● What you need to do
Tally the lines that include "нейродермит". Output the number only.

[start]

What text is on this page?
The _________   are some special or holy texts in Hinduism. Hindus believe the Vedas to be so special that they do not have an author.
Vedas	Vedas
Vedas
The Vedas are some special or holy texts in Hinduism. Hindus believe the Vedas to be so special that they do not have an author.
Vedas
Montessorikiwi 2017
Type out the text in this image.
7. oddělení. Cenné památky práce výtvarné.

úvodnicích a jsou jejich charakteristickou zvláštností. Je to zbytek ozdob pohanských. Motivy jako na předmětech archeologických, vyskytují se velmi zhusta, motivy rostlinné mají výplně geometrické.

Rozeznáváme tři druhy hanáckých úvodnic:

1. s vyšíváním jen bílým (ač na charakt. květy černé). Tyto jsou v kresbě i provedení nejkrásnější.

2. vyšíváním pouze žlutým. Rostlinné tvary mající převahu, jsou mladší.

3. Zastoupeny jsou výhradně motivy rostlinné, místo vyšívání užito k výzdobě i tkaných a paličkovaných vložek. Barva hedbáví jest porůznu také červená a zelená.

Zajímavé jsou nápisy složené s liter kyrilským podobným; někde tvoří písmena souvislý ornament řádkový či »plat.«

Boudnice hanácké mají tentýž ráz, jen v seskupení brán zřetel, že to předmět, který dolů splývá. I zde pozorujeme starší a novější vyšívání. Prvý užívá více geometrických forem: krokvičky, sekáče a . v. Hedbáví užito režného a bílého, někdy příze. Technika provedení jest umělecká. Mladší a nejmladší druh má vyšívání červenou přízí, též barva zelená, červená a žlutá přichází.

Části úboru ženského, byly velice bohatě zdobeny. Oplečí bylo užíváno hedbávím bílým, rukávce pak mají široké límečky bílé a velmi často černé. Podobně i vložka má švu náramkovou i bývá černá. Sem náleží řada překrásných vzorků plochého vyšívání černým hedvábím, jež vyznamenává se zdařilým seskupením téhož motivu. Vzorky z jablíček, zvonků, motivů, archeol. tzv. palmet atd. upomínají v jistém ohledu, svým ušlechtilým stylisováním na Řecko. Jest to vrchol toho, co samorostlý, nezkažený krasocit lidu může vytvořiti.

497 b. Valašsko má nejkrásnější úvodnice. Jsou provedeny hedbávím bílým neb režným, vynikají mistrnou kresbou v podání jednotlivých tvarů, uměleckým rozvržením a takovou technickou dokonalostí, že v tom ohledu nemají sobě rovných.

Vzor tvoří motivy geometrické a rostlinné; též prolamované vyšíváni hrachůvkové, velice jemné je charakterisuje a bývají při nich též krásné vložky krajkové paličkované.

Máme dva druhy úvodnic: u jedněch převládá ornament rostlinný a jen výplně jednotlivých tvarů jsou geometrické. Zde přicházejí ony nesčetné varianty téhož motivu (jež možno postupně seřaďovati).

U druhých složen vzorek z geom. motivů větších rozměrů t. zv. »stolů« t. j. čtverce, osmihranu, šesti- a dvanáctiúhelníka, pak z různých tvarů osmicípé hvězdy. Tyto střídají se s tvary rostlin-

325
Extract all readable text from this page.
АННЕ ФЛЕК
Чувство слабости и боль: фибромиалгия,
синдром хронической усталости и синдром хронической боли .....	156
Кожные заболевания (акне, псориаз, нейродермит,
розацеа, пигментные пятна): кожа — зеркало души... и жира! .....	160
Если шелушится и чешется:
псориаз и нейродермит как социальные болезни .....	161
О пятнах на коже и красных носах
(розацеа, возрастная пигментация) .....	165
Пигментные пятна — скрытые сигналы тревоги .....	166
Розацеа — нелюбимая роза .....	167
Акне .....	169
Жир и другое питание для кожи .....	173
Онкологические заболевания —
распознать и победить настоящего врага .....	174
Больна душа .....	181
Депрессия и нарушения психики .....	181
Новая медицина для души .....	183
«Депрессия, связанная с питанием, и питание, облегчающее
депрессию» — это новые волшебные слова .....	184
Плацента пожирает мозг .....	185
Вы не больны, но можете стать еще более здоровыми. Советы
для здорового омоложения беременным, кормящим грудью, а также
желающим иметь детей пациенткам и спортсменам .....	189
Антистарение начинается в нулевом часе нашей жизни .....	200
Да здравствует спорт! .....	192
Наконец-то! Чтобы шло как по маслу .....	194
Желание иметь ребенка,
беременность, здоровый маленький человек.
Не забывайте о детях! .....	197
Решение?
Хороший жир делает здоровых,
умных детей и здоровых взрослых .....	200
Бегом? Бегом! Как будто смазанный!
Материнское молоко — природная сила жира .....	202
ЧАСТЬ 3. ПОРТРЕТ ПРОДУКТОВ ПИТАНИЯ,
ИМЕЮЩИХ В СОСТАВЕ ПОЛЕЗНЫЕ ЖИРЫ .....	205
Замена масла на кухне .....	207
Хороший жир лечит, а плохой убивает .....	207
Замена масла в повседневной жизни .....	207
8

[end]

● The completed task
2